▶ **Written exercise**: Copy out lines with the word "this" from the material that follows.

──────── Input

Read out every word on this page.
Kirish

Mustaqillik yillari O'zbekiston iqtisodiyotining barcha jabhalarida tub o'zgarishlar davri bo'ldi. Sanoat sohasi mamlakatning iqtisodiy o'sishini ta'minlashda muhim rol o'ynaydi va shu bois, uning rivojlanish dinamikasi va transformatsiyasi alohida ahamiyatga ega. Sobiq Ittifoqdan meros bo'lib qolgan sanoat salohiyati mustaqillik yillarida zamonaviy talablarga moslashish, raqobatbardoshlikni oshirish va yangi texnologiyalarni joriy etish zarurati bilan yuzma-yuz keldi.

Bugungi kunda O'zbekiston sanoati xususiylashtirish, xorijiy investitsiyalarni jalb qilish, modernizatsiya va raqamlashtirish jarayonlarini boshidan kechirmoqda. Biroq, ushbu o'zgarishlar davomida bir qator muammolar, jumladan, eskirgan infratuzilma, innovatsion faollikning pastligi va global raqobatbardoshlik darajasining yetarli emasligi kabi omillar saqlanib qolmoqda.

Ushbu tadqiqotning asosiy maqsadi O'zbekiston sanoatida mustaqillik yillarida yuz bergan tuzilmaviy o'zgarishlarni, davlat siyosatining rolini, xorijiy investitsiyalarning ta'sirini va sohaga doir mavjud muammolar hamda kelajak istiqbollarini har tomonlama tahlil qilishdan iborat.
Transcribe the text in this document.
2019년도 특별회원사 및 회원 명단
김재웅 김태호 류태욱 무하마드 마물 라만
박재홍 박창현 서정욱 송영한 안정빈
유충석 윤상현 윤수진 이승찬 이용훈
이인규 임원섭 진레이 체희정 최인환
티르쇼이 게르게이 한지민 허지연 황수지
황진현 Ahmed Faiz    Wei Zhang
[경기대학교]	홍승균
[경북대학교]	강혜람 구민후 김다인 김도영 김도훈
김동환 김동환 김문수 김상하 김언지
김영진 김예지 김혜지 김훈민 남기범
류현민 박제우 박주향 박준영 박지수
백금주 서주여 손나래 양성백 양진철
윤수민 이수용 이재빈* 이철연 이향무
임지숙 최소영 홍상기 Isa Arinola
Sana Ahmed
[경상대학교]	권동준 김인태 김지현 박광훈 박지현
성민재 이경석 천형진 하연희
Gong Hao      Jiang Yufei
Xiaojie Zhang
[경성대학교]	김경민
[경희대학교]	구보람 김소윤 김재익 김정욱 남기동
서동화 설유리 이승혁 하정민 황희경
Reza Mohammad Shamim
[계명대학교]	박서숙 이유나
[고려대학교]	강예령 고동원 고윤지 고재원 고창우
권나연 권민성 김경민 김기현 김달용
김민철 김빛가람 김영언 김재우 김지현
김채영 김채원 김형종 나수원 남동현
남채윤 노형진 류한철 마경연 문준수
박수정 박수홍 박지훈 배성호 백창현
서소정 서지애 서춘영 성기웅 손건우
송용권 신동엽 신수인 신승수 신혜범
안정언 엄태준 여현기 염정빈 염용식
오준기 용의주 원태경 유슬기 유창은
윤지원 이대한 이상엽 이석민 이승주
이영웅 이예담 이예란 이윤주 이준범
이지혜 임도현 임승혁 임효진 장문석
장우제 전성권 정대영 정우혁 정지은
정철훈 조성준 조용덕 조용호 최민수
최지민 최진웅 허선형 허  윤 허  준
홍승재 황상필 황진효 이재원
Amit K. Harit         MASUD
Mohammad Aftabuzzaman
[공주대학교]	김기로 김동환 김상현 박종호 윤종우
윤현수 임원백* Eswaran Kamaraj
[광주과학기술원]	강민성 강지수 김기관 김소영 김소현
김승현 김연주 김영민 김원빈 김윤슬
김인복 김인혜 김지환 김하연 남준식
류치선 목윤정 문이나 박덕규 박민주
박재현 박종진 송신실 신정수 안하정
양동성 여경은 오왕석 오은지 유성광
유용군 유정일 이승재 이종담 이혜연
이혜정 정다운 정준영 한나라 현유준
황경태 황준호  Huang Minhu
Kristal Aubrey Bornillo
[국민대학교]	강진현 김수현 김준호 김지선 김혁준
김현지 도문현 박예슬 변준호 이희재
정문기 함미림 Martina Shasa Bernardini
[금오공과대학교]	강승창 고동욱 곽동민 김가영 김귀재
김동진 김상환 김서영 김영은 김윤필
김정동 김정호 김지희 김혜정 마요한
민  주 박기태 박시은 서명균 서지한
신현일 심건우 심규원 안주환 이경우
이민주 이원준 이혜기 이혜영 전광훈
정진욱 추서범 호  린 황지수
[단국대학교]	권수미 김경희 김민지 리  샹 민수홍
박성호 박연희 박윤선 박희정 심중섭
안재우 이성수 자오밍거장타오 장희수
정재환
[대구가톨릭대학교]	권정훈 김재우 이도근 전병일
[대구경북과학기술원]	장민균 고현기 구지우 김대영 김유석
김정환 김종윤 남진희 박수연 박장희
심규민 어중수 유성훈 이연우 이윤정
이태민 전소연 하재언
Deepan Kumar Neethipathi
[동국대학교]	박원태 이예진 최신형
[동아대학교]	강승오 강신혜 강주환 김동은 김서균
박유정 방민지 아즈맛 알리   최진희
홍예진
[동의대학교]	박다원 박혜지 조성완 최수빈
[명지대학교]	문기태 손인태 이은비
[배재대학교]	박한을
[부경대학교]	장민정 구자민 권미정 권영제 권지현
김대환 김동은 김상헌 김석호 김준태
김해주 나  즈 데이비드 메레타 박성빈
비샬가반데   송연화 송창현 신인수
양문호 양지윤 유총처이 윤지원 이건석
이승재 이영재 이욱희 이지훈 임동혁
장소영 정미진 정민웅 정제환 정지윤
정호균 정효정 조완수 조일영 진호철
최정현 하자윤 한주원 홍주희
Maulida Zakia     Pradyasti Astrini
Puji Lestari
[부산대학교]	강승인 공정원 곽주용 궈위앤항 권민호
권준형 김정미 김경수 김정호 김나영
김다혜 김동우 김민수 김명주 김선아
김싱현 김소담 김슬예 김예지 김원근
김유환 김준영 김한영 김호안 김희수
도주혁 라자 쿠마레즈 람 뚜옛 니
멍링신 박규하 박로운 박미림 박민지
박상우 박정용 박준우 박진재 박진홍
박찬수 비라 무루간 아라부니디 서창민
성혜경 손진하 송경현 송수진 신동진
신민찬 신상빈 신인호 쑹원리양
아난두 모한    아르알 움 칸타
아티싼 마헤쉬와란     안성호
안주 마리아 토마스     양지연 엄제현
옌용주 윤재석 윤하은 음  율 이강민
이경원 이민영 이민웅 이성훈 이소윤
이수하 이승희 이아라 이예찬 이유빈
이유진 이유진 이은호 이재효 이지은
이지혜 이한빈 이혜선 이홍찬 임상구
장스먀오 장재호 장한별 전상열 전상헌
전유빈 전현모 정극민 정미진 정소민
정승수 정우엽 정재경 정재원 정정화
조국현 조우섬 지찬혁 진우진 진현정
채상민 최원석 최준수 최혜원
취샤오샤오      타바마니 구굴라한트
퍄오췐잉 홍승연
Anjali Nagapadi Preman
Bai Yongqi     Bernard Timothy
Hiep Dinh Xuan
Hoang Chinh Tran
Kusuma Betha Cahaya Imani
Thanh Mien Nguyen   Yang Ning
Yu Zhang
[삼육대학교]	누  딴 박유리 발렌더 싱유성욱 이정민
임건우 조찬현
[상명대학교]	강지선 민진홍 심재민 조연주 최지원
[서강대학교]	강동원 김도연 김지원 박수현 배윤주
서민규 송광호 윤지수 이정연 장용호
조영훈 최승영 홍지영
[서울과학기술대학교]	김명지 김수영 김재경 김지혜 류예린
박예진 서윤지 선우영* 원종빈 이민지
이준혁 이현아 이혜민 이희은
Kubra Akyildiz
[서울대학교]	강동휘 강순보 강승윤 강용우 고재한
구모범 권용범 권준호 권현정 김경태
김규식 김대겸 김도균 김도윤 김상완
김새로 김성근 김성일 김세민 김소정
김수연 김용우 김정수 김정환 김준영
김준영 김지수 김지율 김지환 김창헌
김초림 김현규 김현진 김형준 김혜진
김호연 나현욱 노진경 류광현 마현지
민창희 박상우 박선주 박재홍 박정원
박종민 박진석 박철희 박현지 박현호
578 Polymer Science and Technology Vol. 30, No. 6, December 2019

────────────────

▶ **Answer in full**:
Read out every word on this page.
Transcribe the text in this document.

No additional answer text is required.